> _Directive_: Restate exactly, and only, the lines from the one with "What's the underlying" through the end of the data, with both of those end lines kept. Drop any pictures.

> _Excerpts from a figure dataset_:
□ □ □

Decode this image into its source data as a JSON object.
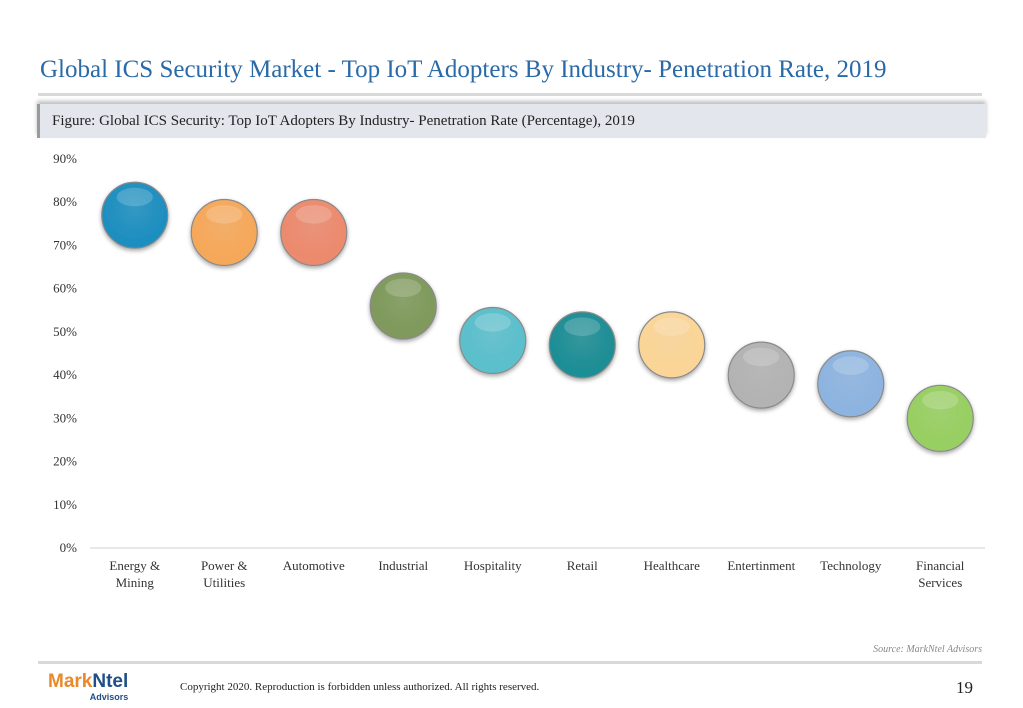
{
  "header": {
    "title": "Global ICS Security Market - Top IoT Adopters By Industry- Penetration Rate, 2019",
    "figure_label": "Figure: Global ICS Security: Top IoT Adopters By Industry- Penetration Rate (Percentage), 2019"
  },
  "chart_data": {
    "type": "scatter",
    "categories": [
      [
        "Energy &",
        "Mining"
      ],
      [
        "Power &",
        "Utilities"
      ],
      [
        "Automotive"
      ],
      [
        "Industrial"
      ],
      [
        "Hospitality"
      ],
      [
        "Retail"
      ],
      [
        "Healthcare"
      ],
      [
        "Entertinment"
      ],
      [
        "Technology"
      ],
      [
        "Financial",
        "Services"
      ]
    ],
    "values": [
      77,
      73,
      73,
      56,
      48,
      47,
      47,
      40,
      38,
      30
    ],
    "colors": [
      "#1f8fc0",
      "#f6a85a",
      "#ec8a6e",
      "#7f9a5c",
      "#5bbfcc",
      "#1f8e95",
      "#fbd597",
      "#b3b3b3",
      "#8db4e0",
      "#98cf62"
    ],
    "ylim": [
      0,
      90
    ],
    "yticks": [
      "0%",
      "10%",
      "20%",
      "30%",
      "40%",
      "50%",
      "60%",
      "70%",
      "80%",
      "90%"
    ],
    "grid": false
  },
  "footer": {
    "source": "Source: MarkNtel Advisors",
    "logo_mark": "Mark",
    "logo_ntel": "Ntel",
    "logo_sub": "Advisors",
    "copyright": "Copyright 2020. Reproduction is forbidden unless authorized. All rights reserved.",
    "page_number": "19"
  }
}
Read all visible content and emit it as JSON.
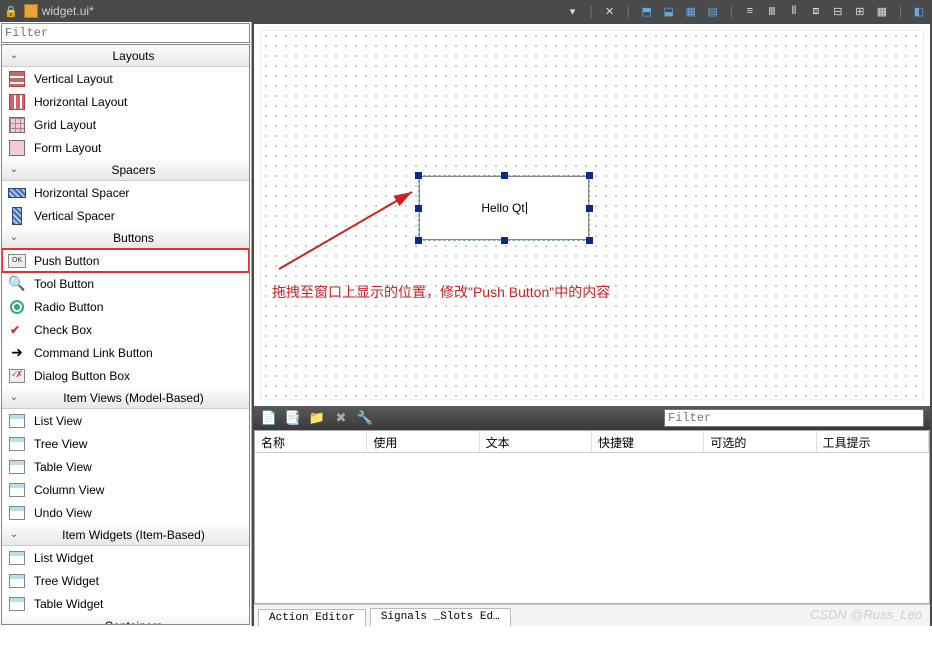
{
  "title": "widget.ui*",
  "toolbar_icons": [
    "grid-h",
    "grid-v",
    "grid",
    "form",
    "sep",
    "lay1",
    "lay2",
    "lay3",
    "lay4",
    "lay5",
    "lay6",
    "lay7",
    "sep",
    "adjust"
  ],
  "sidebar_filter_placeholder": "Filter",
  "categories": [
    {
      "title": "Layouts",
      "items": [
        {
          "label": "Vertical Layout",
          "icon": "vlayout"
        },
        {
          "label": "Horizontal Layout",
          "icon": "hlayout"
        },
        {
          "label": "Grid Layout",
          "icon": "grid"
        },
        {
          "label": "Form Layout",
          "icon": "form"
        }
      ]
    },
    {
      "title": "Spacers",
      "items": [
        {
          "label": "Horizontal Spacer",
          "icon": "hspacer"
        },
        {
          "label": "Vertical Spacer",
          "icon": "vspacer"
        }
      ]
    },
    {
      "title": "Buttons",
      "items": [
        {
          "label": "Push Button",
          "icon": "push",
          "highlight": true
        },
        {
          "label": "Tool Button",
          "icon": "tool"
        },
        {
          "label": "Radio Button",
          "icon": "radio"
        },
        {
          "label": "Check Box",
          "icon": "check"
        },
        {
          "label": "Command Link Button",
          "icon": "cmdlink"
        },
        {
          "label": "Dialog Button Box",
          "icon": "dlgbox"
        }
      ]
    },
    {
      "title": "Item Views (Model-Based)",
      "items": [
        {
          "label": "List View",
          "icon": "view"
        },
        {
          "label": "Tree View",
          "icon": "view"
        },
        {
          "label": "Table View",
          "icon": "view"
        },
        {
          "label": "Column View",
          "icon": "view"
        },
        {
          "label": "Undo View",
          "icon": "view"
        }
      ]
    },
    {
      "title": "Item Widgets (Item-Based)",
      "items": [
        {
          "label": "List Widget",
          "icon": "view"
        },
        {
          "label": "Tree Widget",
          "icon": "view"
        },
        {
          "label": "Table Widget",
          "icon": "view"
        }
      ]
    },
    {
      "title": "Containers",
      "items": []
    }
  ],
  "canvas_widget_text": "Hello Qt",
  "annotation": "拖拽至窗口上显示的位置，修改\"Push Button\"中的内容",
  "bottom_filter_placeholder": "Filter",
  "action_columns": [
    "名称",
    "使用",
    "文本",
    "快捷键",
    "可选的",
    "工具提示"
  ],
  "bottom_tabs": [
    "Action Editor",
    "Signals _Slots Ed…"
  ],
  "watermark": "CSDN @Russ_Leo",
  "colors": {
    "annotation": "#d02020",
    "handle": "#0a2a8a",
    "highlight": "#e03030"
  }
}
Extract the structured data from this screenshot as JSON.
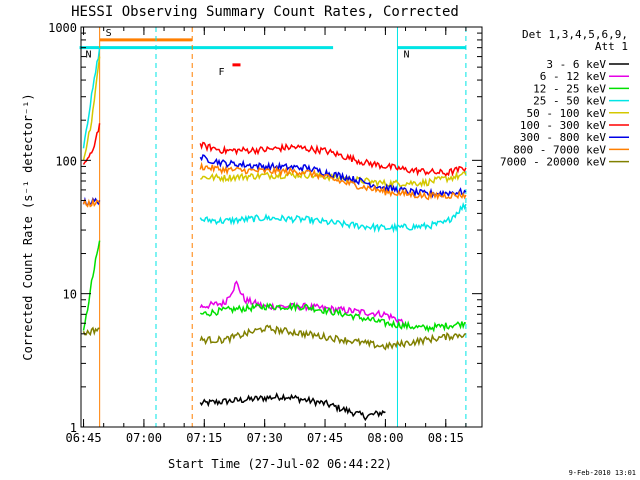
{
  "chart_data": {
    "type": "line",
    "title": "HESSI Observing Summary Count Rates, Corrected",
    "xlabel": "Start Time (27-Jul-02 06:44:22)",
    "ylabel": "Corrected Count Rate (s⁻¹ detector⁻¹)",
    "yscale": "log",
    "ylim": [
      1,
      1000
    ],
    "xlim": [
      "06:44:22",
      "08:24:00"
    ],
    "x_ticks": [
      "06:45",
      "07:00",
      "07:15",
      "07:30",
      "07:45",
      "08:00",
      "08:15"
    ],
    "y_ticks": [
      "1",
      "10",
      "100",
      "1000"
    ],
    "grid": false,
    "legend_position": "right",
    "legend_header": [
      "Det 1,3,4,5,6,9,",
      "Att 1"
    ],
    "footer_date": "9-Feb-2010 13:01",
    "flags": [
      {
        "label": "S",
        "color": "#ff7f00",
        "start": "06:49",
        "end": "07:12",
        "level": 800
      },
      {
        "label": "N",
        "color": "#00e5e5",
        "start": "06:44",
        "end": "07:47",
        "level": 700
      },
      {
        "label": "N",
        "color": "#00e5e5",
        "start": "08:03",
        "end": "08:20",
        "level": 700
      },
      {
        "label": "F",
        "color": "#ff0000",
        "start": "07:22",
        "end": "07:24",
        "level": 520
      }
    ],
    "vlines": [
      {
        "time": "06:49",
        "color": "#ff7f00",
        "style": "solid"
      },
      {
        "time": "07:03",
        "color": "#00e5e5",
        "style": "dashed"
      },
      {
        "time": "07:12",
        "color": "#ff7f00",
        "style": "dashed"
      },
      {
        "time": "08:03",
        "color": "#00e5e5",
        "style": "solid"
      },
      {
        "time": "08:20",
        "color": "#00e5e5",
        "style": "dashed"
      }
    ],
    "series": [
      {
        "name": "3 - 6 keV",
        "color": "#000000",
        "segments": [
          [
            [
              "07:14",
              1.5
            ],
            [
              "07:25",
              1.6
            ],
            [
              "07:35",
              1.7
            ],
            [
              "07:45",
              1.5
            ],
            [
              "07:55",
              1.2
            ],
            [
              "08:00",
              1.3
            ]
          ]
        ]
      },
      {
        "name": "6 - 12 keV",
        "color": "#e600e6",
        "segments": [
          [
            [
              "07:14",
              8
            ],
            [
              "07:20",
              8.5
            ],
            [
              "07:23",
              12
            ],
            [
              "07:25",
              9
            ],
            [
              "07:30",
              8
            ],
            [
              "07:40",
              8
            ],
            [
              "07:50",
              7.5
            ],
            [
              "08:00",
              7
            ],
            [
              "08:05",
              6
            ]
          ]
        ]
      },
      {
        "name": "12 - 25 keV",
        "color": "#00e000",
        "segments": [
          [
            [
              "06:45",
              5
            ],
            [
              "06:47",
              12
            ],
            [
              "06:49",
              25
            ]
          ],
          [
            [
              "07:14",
              7
            ],
            [
              "07:20",
              7.5
            ],
            [
              "07:30",
              8
            ],
            [
              "07:40",
              8
            ],
            [
              "07:50",
              7
            ],
            [
              "08:00",
              6
            ],
            [
              "08:10",
              5.5
            ],
            [
              "08:20",
              6
            ]
          ]
        ]
      },
      {
        "name": "25 - 50 keV",
        "color": "#00e5e5",
        "segments": [
          [
            [
              "06:45",
              130
            ],
            [
              "06:47",
              300
            ],
            [
              "06:49",
              700
            ]
          ],
          [
            [
              "07:14",
              36
            ],
            [
              "07:20",
              35
            ],
            [
              "07:30",
              37
            ],
            [
              "07:40",
              36
            ],
            [
              "07:50",
              33
            ],
            [
              "08:00",
              31
            ],
            [
              "08:10",
              32
            ],
            [
              "08:15",
              34
            ],
            [
              "08:20",
              47
            ]
          ]
        ]
      },
      {
        "name": "50 - 100 keV",
        "color": "#d4c800",
        "segments": [
          [
            [
              "06:45",
              100
            ],
            [
              "06:47",
              200
            ],
            [
              "06:49",
              600
            ]
          ],
          [
            [
              "07:14",
              75
            ],
            [
              "07:20",
              74
            ],
            [
              "07:30",
              77
            ],
            [
              "07:40",
              78
            ],
            [
              "07:50",
              73
            ],
            [
              "08:00",
              67
            ],
            [
              "08:10",
              68
            ],
            [
              "08:20",
              78
            ]
          ]
        ]
      },
      {
        "name": "100 - 300 keV",
        "color": "#ff0000",
        "segments": [
          [
            [
              "06:45",
              95
            ],
            [
              "06:47",
              110
            ],
            [
              "06:49",
              190
            ]
          ],
          [
            [
              "07:14",
              130
            ],
            [
              "07:20",
              118
            ],
            [
              "07:30",
              120
            ],
            [
              "07:37",
              126
            ],
            [
              "07:45",
              118
            ],
            [
              "07:55",
              96
            ],
            [
              "08:05",
              85
            ],
            [
              "08:15",
              80
            ],
            [
              "08:20",
              88
            ]
          ]
        ]
      },
      {
        "name": "300 - 800 keV",
        "color": "#0000e6",
        "segments": [
          [
            [
              "06:45",
              48
            ],
            [
              "06:49",
              50
            ]
          ],
          [
            [
              "07:14",
              105
            ],
            [
              "07:20",
              95
            ],
            [
              "07:30",
              90
            ],
            [
              "07:40",
              88
            ],
            [
              "07:50",
              75
            ],
            [
              "08:00",
              62
            ],
            [
              "08:10",
              56
            ],
            [
              "08:20",
              58
            ]
          ]
        ]
      },
      {
        "name": "800 - 7000 keV",
        "color": "#ff7f00",
        "segments": [
          [
            [
              "06:45",
              47
            ],
            [
              "06:49",
              48
            ]
          ],
          [
            [
              "07:14",
              90
            ],
            [
              "07:20",
              85
            ],
            [
              "07:30",
              83
            ],
            [
              "07:40",
              82
            ],
            [
              "07:50",
              68
            ],
            [
              "08:00",
              58
            ],
            [
              "08:10",
              54
            ],
            [
              "08:20",
              55
            ]
          ]
        ]
      },
      {
        "name": "7000 - 20000 keV",
        "color": "#808000",
        "segments": [
          [
            [
              "06:45",
              5
            ],
            [
              "06:49",
              5.5
            ]
          ],
          [
            [
              "07:14",
              4.5
            ],
            [
              "07:20",
              4.5
            ],
            [
              "07:30",
              5.5
            ],
            [
              "07:40",
              5
            ],
            [
              "07:50",
              4.5
            ],
            [
              "08:00",
              4
            ],
            [
              "08:10",
              4.5
            ],
            [
              "08:20",
              5
            ]
          ]
        ]
      }
    ]
  }
}
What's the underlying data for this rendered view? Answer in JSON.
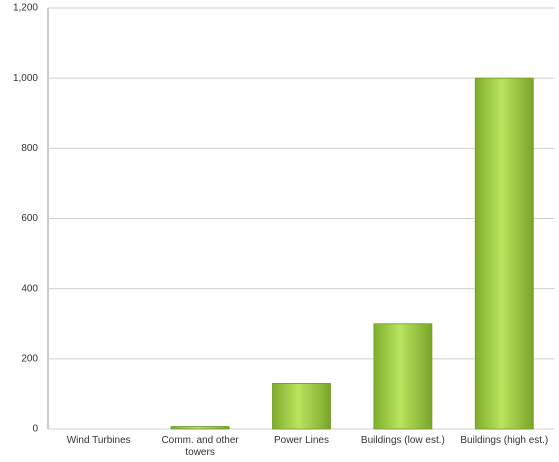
{
  "chart_data": {
    "type": "bar",
    "categories": [
      "Wind Turbines",
      "Comm. and other towers",
      "Power Lines",
      "Buildings (low est.)",
      "Buildings (high est.)"
    ],
    "values": [
      0,
      7,
      130,
      300,
      1000
    ],
    "color": "#8cbf3f",
    "ylim": [
      0,
      1200
    ],
    "yticks": [
      0,
      200,
      400,
      600,
      800,
      {
        "value": 1000,
        "label": "1,000"
      },
      {
        "value": 1200,
        "label": "1,200"
      }
    ],
    "grid": true
  }
}
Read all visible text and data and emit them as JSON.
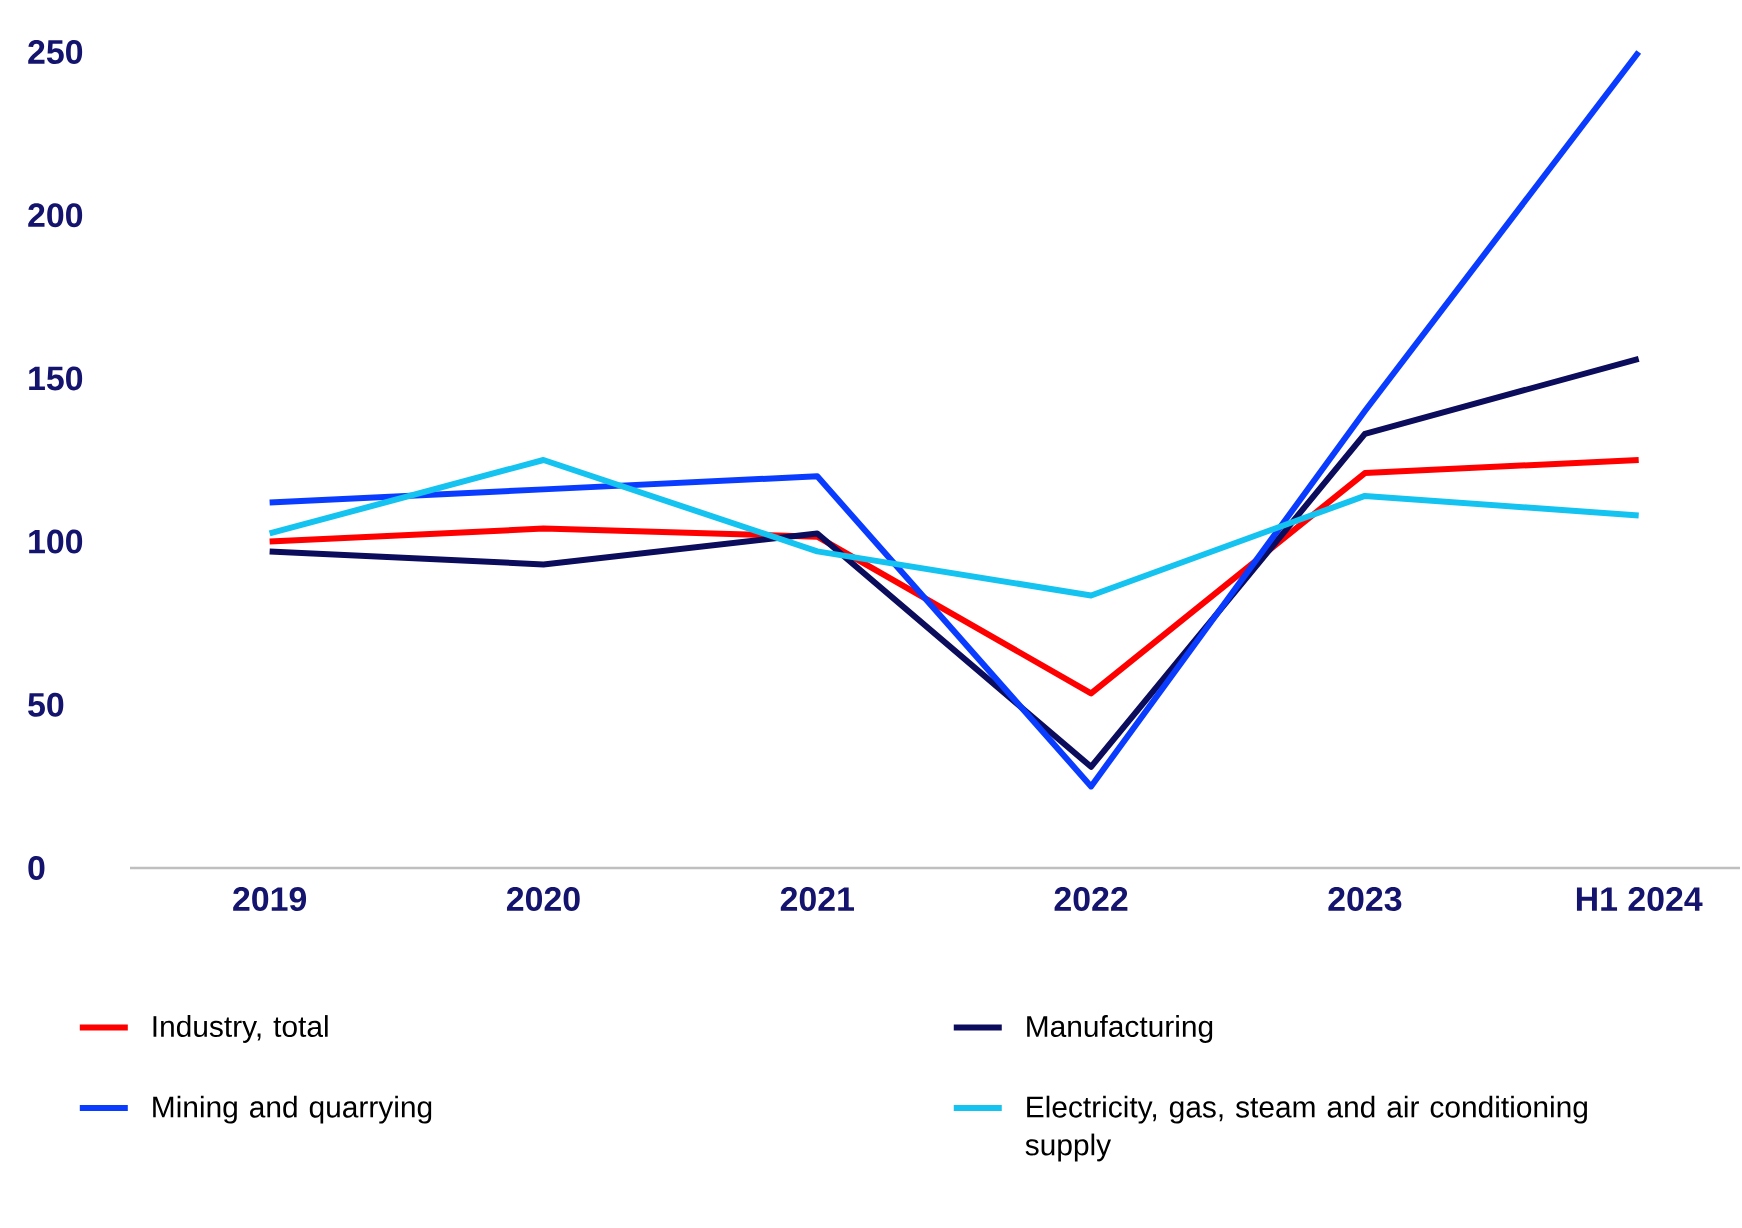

□ □ □

> _Result for this exercise_:
What's the underlying data for this rendered view? Answer in JSON.
{
  "chart_data": {
    "type": "bar",
    "categories": [
      "Wind Turbines",
      "Comm. and other towers",
      "Power Lines",
      "Buildings (low est.)",
      "Buildings (high est.)"
    ],
    "values": [
      0,
      7,
      130,
      300,
      1000
    ],
    "color": "#8cbf3f",
    "ylim": [
      0,
      1200
    ],
    "yticks": [
      0,
      200,
      400,
      600,
      800,
      {
        "value": 1000,
        "label": "1,000"
      },
      {
        "value": 1200,
        "label": "1,200"
      }
    ],
    "grid": true
  }
}
Read all visible text and data and emit them as JSON.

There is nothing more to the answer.